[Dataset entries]
>>>

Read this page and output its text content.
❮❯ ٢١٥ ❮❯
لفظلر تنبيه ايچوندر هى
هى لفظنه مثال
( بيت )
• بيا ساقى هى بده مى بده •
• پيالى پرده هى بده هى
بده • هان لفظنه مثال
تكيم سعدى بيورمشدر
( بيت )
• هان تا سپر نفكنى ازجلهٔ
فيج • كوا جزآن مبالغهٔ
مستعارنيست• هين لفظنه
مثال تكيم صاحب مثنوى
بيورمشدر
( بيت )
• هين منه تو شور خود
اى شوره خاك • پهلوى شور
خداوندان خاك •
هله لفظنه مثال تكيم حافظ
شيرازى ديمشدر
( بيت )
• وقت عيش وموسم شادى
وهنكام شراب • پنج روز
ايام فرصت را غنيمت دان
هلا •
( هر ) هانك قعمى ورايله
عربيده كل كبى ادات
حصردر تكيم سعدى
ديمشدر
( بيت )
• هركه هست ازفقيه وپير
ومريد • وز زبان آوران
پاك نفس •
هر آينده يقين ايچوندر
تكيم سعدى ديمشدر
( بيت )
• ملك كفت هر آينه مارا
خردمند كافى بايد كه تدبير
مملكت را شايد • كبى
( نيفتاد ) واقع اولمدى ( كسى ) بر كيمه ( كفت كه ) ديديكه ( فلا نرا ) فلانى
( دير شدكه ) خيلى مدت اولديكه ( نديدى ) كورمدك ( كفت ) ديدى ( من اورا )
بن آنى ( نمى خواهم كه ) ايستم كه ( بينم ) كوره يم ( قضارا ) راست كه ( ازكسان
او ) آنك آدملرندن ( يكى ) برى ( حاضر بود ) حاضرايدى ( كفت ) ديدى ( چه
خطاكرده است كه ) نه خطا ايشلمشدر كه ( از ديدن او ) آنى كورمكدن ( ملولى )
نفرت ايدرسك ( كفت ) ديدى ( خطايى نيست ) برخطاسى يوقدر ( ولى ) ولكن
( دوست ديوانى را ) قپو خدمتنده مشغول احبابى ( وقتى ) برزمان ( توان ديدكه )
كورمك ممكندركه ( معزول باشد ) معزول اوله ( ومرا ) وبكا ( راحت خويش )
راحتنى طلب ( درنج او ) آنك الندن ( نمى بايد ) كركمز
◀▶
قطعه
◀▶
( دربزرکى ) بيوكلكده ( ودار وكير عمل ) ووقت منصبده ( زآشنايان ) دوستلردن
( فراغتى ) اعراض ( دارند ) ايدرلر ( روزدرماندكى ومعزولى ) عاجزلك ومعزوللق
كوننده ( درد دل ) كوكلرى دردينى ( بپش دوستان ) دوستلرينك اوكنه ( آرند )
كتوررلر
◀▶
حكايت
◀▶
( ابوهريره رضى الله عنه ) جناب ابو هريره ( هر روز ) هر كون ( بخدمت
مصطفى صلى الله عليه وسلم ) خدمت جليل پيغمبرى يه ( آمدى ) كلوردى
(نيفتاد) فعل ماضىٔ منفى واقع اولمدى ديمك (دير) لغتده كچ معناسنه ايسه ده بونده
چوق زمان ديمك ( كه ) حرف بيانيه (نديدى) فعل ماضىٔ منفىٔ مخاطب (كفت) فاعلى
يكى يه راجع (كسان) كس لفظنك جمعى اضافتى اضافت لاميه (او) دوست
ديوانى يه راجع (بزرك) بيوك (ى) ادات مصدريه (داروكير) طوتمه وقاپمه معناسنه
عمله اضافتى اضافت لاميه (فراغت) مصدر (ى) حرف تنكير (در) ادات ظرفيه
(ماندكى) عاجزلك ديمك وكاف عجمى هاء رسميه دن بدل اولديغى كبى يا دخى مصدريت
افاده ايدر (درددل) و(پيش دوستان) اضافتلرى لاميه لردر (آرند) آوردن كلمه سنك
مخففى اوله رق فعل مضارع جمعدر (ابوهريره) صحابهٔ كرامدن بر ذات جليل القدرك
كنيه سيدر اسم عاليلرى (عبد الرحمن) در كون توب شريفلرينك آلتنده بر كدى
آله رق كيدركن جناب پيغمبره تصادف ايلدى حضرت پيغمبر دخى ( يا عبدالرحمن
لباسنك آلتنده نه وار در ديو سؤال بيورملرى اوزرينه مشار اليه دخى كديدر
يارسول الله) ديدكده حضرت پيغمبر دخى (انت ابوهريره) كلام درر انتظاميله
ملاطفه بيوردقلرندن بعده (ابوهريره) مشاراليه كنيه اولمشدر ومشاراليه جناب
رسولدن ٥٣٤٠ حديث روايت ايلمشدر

<<<

▶ What you have to do: Pull out each line containing the word "ديمك" and copy it.

▶ Written answer:
(نيفتاد) فعل ماضىٔ منفى واقع اولمدى ديمك (دير) لغتده كچ معناسنه ايسه ده بونده
چوق زمان ديمك ( كه ) حرف بيانيه (نديدى) فعل ماضىٔ منفىٔ مخاطب (كفت) فاعلى
(ماندكى) عاجزلك ديمك وكاف عجمى هاء رسميه دن بدل اولديغى كبى يا دخى مصدريت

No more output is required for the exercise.